PROBLEM TO SOLVE: Retype all of the entries word for word.

RECORDS:
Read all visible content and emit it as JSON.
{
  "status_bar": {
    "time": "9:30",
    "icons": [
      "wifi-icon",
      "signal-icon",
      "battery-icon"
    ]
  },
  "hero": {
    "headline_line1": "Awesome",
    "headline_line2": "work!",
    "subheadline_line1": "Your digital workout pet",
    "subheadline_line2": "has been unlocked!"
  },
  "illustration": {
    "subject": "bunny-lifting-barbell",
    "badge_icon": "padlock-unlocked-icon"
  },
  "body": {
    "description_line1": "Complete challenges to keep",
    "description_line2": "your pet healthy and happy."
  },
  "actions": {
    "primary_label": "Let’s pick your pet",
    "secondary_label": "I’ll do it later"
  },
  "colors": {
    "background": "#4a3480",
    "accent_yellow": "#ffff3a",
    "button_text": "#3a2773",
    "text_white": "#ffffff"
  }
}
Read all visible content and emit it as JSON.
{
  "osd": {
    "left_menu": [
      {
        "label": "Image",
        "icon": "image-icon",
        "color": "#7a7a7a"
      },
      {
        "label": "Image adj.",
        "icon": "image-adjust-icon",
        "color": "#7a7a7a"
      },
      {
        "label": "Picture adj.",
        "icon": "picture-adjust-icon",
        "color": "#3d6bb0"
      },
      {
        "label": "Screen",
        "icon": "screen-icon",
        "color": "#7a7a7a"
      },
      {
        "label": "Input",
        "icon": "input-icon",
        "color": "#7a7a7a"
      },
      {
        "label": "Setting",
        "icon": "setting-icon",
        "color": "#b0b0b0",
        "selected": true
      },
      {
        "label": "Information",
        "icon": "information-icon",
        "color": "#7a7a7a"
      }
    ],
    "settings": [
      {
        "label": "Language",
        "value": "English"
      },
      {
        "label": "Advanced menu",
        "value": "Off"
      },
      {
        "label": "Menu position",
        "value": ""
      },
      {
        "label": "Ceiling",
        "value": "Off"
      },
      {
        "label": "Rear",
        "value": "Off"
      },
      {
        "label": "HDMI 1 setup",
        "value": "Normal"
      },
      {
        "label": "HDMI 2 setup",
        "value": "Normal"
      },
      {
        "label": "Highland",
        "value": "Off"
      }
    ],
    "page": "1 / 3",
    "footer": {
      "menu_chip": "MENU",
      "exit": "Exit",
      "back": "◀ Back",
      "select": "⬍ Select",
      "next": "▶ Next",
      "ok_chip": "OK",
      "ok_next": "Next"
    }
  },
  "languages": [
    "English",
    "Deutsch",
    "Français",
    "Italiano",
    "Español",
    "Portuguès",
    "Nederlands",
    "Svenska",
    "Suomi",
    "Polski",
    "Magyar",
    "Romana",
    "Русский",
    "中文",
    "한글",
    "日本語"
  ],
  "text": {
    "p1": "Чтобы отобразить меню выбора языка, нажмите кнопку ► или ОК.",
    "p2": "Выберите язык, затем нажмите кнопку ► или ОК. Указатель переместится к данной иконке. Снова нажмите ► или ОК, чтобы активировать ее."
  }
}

TASK OUTPUT:
Read all visible content and emit it as JSON.
{
  "status_bar": {
    "time": "9:30",
    "icons": [
      "wifi-icon",
      "signal-icon",
      "battery-icon"
    ]
  },
  "hero": {
    "headline_line1": "Awesome",
    "headline_line2": "work!",
    "subheadline_line1": "Your digital workout pet",
    "subheadline_line2": "has been unlocked!"
  },
  "illustration": {
    "subject": "bunny-lifting-barbell",
    "badge_icon": "padlock-unlocked-icon"
  },
  "body": {
    "description_line1": "Complete challenges to keep",
    "description_line2": "your pet healthy and happy."
  },
  "actions": {
    "primary_label": "Let’s pick your pet",
    "secondary_label": "I’ll do it later"
  },
  "colors": {
    "background": "#4a3480",
    "accent_yellow": "#ffff3a",
    "button_text": "#3a2773",
    "text_white": "#ffffff"
  }
}
Read all visible content and emit it as JSON.
{
  "osd": {
    "left_menu": [
      {
        "label": "Image",
        "icon": "image-icon",
        "color": "#7a7a7a"
      },
      {
        "label": "Image adj.",
        "icon": "image-adjust-icon",
        "color": "#7a7a7a"
      },
      {
        "label": "Picture adj.",
        "icon": "picture-adjust-icon",
        "color": "#3d6bb0"
      },
      {
        "label": "Screen",
        "icon": "screen-icon",
        "color": "#7a7a7a"
      },
      {
        "label": "Input",
        "icon": "input-icon",
        "color": "#7a7a7a"
      },
      {
        "label": "Setting",
        "icon": "setting-icon",
        "color": "#b0b0b0",
        "selected": true
      },
      {
        "label": "Information",
        "icon": "information-icon",
        "color": "#7a7a7a"
      }
    ],
    "settings": [
      {
        "label": "Language",
        "value": "English"
      },
      {
        "label": "Advanced menu",
        "value": "Off"
      },
      {
        "label": "Menu position",
        "value": ""
      },
      {
        "label": "Ceiling",
        "value": "Off"
      },
      {
        "label": "Rear",
        "value": "Off"
      },
      {
        "label": "HDMI 1 setup",
        "value": "Normal"
      },
      {
        "label": "HDMI 2 setup",
        "value": "Normal"
      },
      {
        "label": "Highland",
        "value": "Off"
      }
    ],
    "page": "1 / 3",
    "footer": {
      "menu_chip": "MENU",
      "exit": "Exit",
      "back": "◀ Back",
      "select": "⬍ Select",
      "next": "▶ Next",
      "ok_chip": "OK",
      "ok_next": "Next"
    }
  },
  "languages": [
    "English",
    "Deutsch",
    "Français",
    "Italiano",
    "Español",
    "Portuguès",
    "Nederlands",
    "Svenska",
    "Suomi",
    "Polski",
    "Magyar",
    "Romana",
    "Русский",
    "中文",
    "한글",
    "日本語"
  ],
  "text": {
    "p1": "Чтобы отобразить меню выбора языка, нажмите кнопку ► или ОК.",
    "p2": "Выберите язык, затем нажмите кнопку ► или ОК. Указатель переместится к данной иконке. Снова нажмите ► или ОК, чтобы активировать ее."
  }
}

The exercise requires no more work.